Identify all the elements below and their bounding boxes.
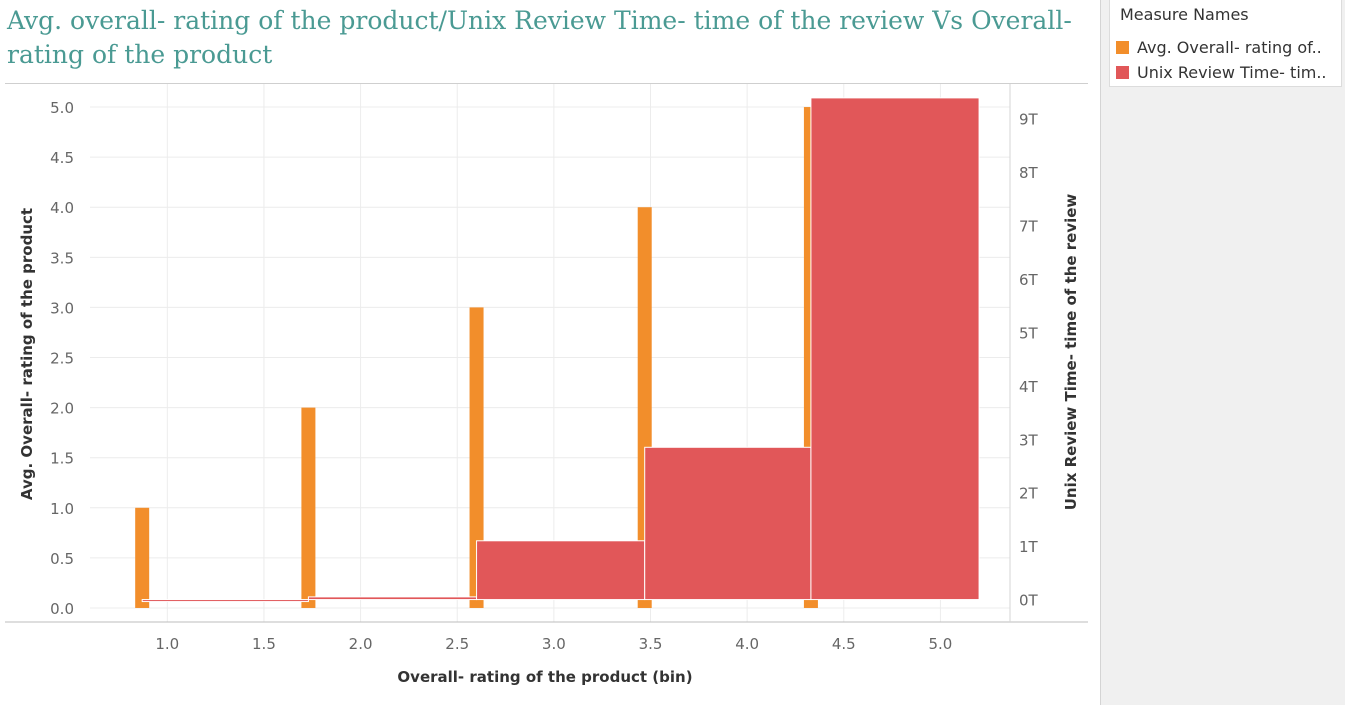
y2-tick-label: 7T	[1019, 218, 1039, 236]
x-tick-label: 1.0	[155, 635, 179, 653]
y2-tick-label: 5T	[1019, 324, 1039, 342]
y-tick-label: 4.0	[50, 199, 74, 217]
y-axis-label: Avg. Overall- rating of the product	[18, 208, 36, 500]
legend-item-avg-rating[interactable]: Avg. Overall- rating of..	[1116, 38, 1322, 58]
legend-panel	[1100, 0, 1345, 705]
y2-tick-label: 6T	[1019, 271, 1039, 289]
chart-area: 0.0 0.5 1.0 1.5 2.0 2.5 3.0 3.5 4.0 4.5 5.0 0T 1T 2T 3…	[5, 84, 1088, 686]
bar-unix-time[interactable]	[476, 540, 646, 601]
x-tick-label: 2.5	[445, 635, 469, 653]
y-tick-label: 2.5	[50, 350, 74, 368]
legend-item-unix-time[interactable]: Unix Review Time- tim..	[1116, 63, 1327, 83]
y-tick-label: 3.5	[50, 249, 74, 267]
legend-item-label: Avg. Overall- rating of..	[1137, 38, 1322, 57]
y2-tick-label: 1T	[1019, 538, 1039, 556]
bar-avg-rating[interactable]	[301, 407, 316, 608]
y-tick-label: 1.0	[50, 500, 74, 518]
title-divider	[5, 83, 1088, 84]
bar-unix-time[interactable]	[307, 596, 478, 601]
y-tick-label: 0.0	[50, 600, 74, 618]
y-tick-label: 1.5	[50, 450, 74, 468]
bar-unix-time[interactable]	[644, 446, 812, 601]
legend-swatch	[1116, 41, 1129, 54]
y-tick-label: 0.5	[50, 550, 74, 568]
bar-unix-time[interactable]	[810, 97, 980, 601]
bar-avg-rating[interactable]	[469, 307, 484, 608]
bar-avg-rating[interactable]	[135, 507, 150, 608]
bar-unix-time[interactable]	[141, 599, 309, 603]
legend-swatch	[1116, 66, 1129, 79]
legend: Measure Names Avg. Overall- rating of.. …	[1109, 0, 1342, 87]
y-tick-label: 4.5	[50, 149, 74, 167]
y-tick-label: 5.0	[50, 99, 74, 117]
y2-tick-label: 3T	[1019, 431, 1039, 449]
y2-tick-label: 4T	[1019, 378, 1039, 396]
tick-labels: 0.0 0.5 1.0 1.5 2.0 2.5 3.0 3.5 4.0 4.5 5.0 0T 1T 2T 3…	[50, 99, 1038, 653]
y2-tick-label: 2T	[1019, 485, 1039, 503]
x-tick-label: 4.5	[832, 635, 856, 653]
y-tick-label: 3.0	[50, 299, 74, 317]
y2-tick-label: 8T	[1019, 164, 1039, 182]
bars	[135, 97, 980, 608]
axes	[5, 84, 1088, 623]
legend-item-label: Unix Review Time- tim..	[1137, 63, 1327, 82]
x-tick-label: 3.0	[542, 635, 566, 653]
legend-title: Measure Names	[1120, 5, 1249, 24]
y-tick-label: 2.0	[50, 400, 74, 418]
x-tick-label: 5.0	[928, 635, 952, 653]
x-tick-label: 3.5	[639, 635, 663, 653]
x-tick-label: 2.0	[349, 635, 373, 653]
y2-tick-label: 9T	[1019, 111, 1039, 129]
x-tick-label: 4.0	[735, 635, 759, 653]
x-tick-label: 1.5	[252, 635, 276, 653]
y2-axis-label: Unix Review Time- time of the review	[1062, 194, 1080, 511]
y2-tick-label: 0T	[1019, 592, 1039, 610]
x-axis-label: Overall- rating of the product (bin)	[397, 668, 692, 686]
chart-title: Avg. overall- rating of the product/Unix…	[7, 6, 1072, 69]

|---|

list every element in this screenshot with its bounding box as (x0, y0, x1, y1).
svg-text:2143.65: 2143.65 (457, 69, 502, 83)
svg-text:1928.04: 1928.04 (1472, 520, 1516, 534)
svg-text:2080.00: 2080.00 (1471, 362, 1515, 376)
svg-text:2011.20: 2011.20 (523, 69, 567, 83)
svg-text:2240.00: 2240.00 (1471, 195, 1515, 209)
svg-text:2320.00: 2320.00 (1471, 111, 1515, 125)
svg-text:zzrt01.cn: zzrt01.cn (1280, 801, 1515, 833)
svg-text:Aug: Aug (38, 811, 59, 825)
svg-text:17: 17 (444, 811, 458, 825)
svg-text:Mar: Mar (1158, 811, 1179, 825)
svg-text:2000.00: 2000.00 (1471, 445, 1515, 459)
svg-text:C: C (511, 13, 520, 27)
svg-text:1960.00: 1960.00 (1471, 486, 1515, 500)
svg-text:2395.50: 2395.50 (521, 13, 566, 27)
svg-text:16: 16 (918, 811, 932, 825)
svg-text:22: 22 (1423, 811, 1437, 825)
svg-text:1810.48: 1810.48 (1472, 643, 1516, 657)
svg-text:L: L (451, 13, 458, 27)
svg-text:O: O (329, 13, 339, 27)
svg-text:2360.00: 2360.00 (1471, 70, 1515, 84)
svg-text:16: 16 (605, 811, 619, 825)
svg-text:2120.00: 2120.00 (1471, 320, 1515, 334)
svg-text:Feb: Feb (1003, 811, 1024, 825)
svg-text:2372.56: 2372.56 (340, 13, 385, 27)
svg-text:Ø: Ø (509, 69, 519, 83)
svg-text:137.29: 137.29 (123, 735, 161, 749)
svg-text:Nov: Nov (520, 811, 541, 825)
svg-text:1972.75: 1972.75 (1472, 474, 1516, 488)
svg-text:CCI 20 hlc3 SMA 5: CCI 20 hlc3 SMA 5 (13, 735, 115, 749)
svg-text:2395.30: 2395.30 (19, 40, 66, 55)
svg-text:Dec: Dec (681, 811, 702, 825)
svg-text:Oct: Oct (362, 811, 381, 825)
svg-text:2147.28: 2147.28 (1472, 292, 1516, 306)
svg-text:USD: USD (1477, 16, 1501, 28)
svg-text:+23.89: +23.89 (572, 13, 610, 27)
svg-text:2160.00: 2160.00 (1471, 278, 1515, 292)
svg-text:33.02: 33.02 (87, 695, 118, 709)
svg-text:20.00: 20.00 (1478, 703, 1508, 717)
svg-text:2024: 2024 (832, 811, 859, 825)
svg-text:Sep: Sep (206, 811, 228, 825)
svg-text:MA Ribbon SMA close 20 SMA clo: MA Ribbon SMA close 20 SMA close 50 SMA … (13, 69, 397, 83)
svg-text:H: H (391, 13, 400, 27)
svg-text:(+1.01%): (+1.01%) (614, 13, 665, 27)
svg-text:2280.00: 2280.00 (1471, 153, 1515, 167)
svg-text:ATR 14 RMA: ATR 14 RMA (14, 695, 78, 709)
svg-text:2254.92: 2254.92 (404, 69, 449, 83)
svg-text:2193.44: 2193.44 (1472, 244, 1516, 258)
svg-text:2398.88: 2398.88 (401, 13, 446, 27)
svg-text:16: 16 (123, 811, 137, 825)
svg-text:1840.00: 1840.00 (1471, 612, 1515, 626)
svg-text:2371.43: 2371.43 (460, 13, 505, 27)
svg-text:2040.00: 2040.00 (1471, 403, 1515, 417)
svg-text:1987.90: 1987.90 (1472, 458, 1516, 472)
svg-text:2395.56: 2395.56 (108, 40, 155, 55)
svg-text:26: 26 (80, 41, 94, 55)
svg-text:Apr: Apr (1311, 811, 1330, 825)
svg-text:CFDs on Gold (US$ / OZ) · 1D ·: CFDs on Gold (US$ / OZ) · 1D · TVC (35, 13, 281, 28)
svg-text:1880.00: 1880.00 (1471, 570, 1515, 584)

|---|

▸ **Your goal**: Please repeat everything from the line containing "list every element" down to the line containing "svg-text:2080.00: 2080.00 (1471, 362, 1515, 376)", both of those lines included.

▸ **Result of the exercise**:
list every element in this screenshot with its bounding box as (x0, y0, x1, y1).
svg-text:2143.65: 2143.65 (457, 69, 502, 83)
svg-text:1928.04: 1928.04 (1472, 520, 1516, 534)
svg-text:2080.00: 2080.00 (1471, 362, 1515, 376)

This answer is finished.